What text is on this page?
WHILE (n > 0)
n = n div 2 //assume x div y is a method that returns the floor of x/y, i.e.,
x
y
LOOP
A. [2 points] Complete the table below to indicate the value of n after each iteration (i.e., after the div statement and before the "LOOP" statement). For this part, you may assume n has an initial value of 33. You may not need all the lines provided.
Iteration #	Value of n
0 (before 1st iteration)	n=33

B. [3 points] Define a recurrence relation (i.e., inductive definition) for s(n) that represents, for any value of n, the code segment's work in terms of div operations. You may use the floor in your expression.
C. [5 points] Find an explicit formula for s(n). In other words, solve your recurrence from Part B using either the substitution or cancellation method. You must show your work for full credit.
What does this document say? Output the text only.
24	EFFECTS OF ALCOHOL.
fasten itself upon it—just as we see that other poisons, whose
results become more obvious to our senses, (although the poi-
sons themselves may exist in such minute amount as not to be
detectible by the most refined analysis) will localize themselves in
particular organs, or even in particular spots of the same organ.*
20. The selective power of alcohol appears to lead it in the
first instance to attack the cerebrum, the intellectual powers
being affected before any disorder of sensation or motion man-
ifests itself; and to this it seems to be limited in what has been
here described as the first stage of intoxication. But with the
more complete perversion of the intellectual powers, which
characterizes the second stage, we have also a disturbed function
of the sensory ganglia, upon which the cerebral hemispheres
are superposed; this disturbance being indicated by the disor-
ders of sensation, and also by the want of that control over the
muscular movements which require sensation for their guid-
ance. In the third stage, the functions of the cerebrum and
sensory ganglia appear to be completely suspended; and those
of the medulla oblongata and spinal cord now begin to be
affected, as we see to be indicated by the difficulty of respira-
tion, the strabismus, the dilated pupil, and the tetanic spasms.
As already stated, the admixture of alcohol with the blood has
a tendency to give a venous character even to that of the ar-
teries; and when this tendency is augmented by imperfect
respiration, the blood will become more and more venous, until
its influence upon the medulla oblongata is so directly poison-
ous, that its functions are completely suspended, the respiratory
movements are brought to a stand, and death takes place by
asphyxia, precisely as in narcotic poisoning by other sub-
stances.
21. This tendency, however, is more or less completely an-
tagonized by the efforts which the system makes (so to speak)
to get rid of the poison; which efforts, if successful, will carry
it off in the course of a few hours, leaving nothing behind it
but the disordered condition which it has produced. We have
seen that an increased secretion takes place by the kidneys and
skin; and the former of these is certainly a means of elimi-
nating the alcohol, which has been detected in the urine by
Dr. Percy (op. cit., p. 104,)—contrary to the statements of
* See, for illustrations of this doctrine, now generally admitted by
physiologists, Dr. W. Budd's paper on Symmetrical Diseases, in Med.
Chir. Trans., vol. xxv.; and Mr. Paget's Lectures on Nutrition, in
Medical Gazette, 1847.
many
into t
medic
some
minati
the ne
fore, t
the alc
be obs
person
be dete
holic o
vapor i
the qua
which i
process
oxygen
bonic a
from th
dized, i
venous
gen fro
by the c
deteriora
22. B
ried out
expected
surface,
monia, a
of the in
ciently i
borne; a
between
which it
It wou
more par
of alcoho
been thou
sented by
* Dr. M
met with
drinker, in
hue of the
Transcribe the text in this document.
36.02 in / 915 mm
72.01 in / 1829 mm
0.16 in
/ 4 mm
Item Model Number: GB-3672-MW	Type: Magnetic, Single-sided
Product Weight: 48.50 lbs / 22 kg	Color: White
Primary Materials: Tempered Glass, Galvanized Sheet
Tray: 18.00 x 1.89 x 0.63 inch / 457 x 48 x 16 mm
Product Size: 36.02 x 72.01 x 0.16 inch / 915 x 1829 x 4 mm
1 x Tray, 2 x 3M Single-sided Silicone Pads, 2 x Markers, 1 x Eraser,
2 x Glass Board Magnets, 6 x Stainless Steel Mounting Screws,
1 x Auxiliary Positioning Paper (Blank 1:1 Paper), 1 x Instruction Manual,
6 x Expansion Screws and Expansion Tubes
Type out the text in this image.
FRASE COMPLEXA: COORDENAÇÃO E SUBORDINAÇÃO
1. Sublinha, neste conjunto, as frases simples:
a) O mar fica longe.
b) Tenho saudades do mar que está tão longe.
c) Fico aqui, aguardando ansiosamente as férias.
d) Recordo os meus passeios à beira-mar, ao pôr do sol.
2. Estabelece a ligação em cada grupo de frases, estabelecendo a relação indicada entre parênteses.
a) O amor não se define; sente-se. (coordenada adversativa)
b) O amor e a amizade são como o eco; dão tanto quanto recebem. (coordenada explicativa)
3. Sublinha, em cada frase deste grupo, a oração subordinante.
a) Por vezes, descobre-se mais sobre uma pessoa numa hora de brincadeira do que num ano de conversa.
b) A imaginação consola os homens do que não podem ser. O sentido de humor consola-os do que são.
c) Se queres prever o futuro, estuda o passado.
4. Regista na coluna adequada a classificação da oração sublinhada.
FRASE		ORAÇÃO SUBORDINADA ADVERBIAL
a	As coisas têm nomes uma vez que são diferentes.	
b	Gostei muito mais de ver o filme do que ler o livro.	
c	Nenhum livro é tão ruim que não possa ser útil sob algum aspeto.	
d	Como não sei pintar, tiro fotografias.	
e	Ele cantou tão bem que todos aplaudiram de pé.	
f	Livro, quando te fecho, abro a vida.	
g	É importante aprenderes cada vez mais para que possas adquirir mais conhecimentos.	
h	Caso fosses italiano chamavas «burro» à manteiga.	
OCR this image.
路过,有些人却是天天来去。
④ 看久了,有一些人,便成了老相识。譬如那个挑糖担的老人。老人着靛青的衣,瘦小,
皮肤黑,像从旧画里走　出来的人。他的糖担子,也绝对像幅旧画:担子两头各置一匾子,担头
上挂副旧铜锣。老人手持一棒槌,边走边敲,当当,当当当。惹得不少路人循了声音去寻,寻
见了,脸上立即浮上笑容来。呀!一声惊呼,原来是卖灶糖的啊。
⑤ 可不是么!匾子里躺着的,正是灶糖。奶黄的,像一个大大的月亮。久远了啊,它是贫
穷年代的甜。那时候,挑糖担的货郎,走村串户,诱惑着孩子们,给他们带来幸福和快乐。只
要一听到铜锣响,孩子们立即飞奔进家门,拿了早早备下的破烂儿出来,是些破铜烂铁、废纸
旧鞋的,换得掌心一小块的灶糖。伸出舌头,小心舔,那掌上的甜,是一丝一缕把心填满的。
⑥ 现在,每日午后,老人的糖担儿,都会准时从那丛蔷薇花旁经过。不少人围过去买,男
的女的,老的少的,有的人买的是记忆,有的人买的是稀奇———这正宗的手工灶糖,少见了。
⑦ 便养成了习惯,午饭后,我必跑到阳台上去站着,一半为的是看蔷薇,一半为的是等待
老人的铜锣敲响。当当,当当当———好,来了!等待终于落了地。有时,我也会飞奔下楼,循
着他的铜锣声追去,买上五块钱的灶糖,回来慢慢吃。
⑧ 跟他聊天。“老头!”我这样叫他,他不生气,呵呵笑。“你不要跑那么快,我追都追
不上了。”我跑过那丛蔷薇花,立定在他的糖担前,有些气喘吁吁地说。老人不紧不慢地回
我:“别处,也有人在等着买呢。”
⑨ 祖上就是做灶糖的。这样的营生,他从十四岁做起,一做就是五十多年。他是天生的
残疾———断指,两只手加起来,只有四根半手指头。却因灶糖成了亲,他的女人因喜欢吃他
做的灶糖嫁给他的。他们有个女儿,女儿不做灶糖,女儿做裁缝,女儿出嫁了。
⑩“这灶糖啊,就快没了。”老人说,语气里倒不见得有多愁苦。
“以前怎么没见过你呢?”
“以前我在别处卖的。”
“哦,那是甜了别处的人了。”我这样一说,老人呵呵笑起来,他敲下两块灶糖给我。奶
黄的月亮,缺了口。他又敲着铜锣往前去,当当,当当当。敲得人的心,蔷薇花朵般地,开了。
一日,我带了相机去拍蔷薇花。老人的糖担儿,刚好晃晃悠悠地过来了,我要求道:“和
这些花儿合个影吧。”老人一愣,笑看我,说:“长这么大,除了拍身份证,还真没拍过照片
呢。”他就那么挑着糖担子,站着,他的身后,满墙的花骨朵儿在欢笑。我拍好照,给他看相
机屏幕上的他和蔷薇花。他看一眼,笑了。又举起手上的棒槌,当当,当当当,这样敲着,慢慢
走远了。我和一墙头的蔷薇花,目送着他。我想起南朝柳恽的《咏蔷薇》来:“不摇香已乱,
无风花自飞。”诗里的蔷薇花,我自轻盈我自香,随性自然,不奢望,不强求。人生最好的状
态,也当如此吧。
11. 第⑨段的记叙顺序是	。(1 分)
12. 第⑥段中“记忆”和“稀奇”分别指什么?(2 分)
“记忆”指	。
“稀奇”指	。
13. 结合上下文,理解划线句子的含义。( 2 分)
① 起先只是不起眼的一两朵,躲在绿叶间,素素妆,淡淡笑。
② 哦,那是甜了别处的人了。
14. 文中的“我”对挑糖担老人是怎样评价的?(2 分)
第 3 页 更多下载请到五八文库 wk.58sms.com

#####

Find all the lines containing "suspended" in the material, then copy them.

sensory ganglia appear to be completely suspended; and those
ous, that its functions are completely suspended, the respiratory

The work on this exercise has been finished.